Exercise aim ▸ Whenever a line below holds the word "Tanaka", copy that line.

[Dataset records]
• • • • • • •
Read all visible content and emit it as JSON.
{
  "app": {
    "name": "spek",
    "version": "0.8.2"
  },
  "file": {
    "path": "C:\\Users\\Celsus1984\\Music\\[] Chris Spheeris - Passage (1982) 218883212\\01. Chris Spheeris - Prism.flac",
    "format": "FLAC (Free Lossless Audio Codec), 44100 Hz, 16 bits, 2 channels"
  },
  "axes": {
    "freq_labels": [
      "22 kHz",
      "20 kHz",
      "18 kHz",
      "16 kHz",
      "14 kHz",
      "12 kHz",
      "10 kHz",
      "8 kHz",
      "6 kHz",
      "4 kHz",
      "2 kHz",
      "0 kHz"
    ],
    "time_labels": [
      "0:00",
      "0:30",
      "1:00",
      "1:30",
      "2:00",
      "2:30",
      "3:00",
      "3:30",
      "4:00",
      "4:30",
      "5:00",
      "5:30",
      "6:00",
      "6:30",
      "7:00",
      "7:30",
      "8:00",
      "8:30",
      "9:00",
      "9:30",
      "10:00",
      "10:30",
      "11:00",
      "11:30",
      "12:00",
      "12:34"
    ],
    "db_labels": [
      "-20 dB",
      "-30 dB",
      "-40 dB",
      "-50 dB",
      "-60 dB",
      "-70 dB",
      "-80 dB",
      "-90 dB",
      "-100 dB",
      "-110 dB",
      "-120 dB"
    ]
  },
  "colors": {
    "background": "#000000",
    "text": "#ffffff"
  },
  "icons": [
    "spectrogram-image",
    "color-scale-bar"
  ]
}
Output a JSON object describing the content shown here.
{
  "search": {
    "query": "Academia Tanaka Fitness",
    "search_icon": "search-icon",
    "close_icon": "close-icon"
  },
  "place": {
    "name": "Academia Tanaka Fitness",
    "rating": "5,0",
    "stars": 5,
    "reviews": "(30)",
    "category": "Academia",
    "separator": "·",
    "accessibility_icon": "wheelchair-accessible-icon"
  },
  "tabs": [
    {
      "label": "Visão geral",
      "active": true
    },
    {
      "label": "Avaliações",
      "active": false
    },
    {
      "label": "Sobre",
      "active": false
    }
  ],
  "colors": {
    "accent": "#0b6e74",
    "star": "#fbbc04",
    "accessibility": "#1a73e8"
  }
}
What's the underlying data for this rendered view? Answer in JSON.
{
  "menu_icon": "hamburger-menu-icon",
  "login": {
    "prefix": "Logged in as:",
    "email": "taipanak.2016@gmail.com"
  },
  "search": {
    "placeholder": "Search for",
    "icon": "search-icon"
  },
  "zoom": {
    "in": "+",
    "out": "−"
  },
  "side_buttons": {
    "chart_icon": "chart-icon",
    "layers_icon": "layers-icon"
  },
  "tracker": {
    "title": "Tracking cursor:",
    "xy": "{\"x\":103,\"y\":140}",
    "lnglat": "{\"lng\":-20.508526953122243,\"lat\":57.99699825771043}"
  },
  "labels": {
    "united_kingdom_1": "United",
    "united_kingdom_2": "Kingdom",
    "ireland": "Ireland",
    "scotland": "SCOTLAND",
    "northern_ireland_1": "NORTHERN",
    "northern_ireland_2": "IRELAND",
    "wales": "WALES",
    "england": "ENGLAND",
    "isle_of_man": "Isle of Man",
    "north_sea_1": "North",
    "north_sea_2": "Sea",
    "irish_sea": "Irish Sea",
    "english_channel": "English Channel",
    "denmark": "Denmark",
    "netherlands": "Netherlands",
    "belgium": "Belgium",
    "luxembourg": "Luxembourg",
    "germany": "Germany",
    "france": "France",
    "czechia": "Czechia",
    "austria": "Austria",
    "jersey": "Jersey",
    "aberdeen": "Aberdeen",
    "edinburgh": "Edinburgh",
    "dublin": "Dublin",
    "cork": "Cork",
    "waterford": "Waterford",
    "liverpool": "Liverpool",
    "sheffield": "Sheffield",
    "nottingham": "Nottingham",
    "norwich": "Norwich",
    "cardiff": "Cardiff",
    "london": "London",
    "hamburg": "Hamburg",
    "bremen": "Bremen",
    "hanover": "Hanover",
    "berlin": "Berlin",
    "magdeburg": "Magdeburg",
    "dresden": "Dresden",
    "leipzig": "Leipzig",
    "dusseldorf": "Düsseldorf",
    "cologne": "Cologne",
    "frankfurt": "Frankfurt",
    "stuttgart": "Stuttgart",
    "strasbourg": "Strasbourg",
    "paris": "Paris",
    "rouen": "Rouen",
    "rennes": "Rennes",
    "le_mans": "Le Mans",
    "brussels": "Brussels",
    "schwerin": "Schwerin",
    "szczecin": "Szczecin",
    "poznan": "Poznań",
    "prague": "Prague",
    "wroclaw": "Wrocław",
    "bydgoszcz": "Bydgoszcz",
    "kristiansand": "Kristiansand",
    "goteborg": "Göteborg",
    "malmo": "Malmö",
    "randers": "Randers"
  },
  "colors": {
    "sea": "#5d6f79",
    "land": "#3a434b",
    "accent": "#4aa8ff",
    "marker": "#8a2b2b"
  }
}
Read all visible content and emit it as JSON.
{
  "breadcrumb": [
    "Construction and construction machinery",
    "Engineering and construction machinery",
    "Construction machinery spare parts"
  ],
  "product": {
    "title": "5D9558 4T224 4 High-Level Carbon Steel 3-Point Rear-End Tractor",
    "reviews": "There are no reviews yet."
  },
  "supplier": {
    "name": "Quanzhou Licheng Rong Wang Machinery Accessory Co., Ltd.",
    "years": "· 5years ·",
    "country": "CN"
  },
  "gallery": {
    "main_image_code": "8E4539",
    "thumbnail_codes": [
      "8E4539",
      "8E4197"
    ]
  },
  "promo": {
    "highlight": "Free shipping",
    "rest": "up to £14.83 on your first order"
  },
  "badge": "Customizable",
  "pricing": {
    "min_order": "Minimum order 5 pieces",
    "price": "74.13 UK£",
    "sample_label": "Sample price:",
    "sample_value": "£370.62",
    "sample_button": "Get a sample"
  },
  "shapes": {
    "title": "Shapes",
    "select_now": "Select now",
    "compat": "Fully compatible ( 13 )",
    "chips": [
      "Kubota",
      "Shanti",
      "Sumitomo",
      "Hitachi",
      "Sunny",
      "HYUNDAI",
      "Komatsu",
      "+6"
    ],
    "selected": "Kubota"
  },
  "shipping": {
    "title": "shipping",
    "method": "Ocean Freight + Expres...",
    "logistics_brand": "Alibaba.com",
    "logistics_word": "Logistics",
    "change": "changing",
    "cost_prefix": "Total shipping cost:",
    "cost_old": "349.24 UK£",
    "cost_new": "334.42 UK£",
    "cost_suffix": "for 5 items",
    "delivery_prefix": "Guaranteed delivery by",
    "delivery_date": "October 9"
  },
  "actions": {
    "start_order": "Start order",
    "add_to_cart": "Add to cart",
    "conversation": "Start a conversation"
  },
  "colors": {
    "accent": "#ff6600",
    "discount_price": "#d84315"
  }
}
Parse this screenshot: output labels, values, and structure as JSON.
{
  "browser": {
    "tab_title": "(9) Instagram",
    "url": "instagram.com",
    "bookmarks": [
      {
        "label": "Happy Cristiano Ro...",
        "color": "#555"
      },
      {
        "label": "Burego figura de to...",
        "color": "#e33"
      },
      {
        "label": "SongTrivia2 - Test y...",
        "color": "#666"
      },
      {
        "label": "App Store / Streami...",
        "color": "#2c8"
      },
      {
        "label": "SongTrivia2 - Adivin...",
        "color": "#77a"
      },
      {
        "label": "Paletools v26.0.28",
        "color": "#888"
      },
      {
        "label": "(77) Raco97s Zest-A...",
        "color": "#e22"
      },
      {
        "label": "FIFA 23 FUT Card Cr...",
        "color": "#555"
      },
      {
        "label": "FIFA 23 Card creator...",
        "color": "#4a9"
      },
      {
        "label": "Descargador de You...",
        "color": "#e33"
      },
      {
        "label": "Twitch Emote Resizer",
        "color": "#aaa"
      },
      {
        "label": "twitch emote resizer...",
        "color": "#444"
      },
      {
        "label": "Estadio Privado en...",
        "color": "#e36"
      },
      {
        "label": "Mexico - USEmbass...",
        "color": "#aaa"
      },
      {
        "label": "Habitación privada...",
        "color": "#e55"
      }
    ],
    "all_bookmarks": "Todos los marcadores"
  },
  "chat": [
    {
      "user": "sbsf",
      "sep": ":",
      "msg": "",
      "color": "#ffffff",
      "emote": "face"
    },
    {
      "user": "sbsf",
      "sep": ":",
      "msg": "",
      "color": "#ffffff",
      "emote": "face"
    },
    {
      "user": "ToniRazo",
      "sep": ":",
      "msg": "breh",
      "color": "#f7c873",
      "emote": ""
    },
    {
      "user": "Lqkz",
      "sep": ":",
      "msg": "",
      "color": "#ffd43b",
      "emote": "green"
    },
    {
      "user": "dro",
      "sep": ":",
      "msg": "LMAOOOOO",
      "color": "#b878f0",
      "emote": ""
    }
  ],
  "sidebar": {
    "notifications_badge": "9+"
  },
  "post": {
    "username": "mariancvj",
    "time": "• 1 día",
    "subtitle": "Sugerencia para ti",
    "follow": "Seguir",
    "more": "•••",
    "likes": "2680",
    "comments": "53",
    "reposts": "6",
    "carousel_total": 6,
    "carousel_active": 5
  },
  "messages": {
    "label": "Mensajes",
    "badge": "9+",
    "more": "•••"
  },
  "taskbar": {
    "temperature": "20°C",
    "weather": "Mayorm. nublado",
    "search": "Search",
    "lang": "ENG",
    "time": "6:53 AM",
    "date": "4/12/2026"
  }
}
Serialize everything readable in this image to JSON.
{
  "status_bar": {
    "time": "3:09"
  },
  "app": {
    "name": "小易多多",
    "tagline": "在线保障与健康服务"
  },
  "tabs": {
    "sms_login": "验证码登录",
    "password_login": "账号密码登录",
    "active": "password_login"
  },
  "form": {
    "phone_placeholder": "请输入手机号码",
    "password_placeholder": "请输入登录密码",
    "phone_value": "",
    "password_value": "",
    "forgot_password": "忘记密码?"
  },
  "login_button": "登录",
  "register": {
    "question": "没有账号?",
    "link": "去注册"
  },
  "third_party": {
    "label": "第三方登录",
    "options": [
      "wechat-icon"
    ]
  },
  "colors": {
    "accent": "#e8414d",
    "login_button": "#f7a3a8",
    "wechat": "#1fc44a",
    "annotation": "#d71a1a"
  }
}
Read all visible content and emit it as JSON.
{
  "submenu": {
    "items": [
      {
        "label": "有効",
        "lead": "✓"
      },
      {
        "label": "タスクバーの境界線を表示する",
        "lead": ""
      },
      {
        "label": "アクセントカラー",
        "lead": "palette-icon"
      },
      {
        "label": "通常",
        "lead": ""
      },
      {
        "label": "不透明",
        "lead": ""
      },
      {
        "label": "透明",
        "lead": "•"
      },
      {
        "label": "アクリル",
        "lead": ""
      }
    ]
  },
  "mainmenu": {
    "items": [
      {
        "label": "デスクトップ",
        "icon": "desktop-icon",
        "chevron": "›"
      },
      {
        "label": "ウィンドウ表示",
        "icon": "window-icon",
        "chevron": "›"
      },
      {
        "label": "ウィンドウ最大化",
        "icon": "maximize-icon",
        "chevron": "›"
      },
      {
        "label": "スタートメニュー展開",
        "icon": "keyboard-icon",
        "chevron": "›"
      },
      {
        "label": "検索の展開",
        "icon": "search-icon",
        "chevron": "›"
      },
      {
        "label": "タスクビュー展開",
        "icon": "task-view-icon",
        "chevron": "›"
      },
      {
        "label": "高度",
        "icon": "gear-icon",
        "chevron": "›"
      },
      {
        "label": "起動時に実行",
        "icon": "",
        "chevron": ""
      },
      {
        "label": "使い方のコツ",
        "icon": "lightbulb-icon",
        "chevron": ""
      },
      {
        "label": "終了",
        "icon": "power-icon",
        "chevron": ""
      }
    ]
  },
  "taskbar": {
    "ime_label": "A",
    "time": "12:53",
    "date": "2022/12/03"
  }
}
• • • • • • •
Full response ▸
    "query": "Academia Tanaka Fitness",
    "name": "Academia Tanaka Fitness",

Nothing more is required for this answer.